> _QUOTED TEXT_
Create a design-document for the controller
Motivation
I started some "R'n'D" (scare quotes intended) for implementing scale up, scale down, self-healing and so on and quickly realized, that the coding of the member add/member remove and similar steps is the more trivial part of the undertaking. The difficult part is coming up with a working algorithm that can correctly deduce the cluster's state and execute the necessary actions at the right time.
To better reason about the controller's algorithm now, and to better develop it going forward, I feel it is important to have good documentation of the current design and the intended next steps, so I started with trying to document the current state of the code.
Results
This document contains a mermaid flowchart that outlines the reconciliation loop. It is better viewed in rendered form.
Going forward, I envision this document to have at least three purposes:
- Let the developers spot flaws and prompt them to open issues.

> _TASK LIST_
1) In the design-document post, what does the document contain that outlines the reconciliation loop?
2) Reproduce the design-document post from "To better reason" to "to open issues.".
3) Proceed with the design-document post from where it stops.

> _Saved entries_
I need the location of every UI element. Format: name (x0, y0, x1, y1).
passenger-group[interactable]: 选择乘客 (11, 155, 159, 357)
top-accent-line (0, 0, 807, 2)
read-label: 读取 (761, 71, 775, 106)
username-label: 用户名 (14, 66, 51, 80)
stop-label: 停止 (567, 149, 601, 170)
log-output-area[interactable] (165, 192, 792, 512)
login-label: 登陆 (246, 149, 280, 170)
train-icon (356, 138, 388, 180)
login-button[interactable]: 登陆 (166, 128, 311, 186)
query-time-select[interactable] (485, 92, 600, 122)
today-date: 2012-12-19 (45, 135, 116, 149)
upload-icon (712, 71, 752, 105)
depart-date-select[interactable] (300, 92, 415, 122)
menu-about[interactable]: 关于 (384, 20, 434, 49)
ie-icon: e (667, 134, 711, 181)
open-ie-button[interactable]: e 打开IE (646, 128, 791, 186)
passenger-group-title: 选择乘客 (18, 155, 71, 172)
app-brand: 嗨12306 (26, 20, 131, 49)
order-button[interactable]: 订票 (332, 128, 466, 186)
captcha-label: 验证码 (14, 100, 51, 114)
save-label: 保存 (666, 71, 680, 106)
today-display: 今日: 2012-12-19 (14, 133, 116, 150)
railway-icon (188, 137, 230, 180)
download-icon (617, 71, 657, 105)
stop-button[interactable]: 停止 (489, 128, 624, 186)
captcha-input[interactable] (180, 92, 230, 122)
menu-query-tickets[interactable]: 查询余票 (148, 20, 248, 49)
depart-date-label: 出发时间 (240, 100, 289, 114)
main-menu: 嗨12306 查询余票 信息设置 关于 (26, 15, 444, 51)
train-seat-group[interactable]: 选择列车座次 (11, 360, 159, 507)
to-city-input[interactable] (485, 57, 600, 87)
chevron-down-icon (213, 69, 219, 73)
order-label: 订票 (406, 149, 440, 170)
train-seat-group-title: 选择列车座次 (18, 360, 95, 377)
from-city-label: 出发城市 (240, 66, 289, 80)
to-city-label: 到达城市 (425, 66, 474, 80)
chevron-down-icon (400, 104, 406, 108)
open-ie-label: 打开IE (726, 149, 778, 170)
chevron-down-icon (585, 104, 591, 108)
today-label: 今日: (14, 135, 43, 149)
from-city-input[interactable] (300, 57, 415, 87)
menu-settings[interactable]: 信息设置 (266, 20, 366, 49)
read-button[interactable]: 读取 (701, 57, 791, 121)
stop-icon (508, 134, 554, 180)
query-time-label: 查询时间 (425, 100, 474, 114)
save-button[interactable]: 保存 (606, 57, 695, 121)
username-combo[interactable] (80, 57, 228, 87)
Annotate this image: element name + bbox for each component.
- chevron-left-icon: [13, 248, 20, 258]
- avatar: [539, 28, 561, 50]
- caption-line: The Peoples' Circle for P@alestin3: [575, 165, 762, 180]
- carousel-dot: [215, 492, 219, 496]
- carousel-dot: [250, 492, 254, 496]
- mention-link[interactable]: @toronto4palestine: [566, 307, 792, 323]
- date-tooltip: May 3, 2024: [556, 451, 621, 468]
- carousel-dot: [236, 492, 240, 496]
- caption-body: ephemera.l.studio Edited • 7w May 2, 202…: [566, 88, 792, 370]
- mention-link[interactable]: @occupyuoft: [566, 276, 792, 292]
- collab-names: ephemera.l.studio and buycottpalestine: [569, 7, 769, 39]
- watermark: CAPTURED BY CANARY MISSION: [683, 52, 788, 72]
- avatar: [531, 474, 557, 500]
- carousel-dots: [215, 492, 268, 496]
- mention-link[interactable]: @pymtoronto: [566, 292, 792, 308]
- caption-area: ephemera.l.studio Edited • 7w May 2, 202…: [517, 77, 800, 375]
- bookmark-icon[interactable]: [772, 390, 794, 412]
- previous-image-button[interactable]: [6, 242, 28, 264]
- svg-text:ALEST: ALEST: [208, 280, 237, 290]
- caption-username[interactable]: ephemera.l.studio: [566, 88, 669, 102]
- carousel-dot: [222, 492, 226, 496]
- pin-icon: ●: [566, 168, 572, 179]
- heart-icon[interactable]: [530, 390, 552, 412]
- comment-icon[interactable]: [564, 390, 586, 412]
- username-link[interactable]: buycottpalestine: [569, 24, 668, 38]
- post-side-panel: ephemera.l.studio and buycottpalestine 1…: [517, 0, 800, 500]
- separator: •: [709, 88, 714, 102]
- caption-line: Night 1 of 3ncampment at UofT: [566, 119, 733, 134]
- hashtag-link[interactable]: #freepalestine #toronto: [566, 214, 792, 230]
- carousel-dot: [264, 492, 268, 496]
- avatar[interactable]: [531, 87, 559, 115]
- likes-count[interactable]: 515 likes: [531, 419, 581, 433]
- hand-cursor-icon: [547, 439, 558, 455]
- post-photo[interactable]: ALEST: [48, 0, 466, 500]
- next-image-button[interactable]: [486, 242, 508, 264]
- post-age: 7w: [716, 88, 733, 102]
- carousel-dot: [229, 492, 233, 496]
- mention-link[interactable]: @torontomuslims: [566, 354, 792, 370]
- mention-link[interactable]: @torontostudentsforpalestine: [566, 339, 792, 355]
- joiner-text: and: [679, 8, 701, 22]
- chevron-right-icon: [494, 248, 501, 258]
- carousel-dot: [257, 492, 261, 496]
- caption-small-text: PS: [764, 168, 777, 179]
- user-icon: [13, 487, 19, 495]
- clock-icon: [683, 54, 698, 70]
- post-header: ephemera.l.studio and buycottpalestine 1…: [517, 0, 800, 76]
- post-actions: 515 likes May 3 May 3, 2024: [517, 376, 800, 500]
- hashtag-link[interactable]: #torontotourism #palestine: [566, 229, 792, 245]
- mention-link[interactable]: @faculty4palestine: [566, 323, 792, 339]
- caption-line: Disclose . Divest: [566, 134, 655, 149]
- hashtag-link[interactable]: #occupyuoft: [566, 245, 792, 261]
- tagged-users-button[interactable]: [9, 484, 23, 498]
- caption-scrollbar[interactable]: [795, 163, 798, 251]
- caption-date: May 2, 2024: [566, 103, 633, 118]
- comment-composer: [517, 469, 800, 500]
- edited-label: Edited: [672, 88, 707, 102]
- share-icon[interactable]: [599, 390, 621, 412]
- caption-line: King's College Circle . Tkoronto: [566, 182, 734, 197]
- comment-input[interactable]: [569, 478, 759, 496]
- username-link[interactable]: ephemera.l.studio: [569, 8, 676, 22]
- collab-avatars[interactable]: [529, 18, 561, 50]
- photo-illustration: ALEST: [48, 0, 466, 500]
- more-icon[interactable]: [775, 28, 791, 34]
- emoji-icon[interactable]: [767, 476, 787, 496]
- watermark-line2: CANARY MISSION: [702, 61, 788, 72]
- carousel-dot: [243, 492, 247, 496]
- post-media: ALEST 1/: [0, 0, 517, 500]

> _ANSWERS PROVIDED_
1) A mermaid flowchart.

2)
To better reason about the controller's algorithm now, and to better develop it going forward, I feel it is important to have good documentation of the current design and the intended next steps, so I started with trying to document the current state of the code.
Results
This document contains a mermaid flowchart that outlines the reconciliation loop. It is better viewed in rendered form.
Going forward, I envision this document to have at least three purposes:
- Let the developers spot flaws and prompt them to open issues.

3)
- Act as a more detailed form of documentation for advanced users.
- Be a blueprint for implementing anything non-trivial.
Could you please move to design subdirectory into website
I am a bit confused with this section of flow:
I would suggest a bit updated way to control resources in this case:
Also, I didn't get the purpose of the steps:
- "Promote any learners."
- "Ensure StatefulSet with replicas = max member ordinal + 1"
I mean, could you please list cases that we avoid using these checks?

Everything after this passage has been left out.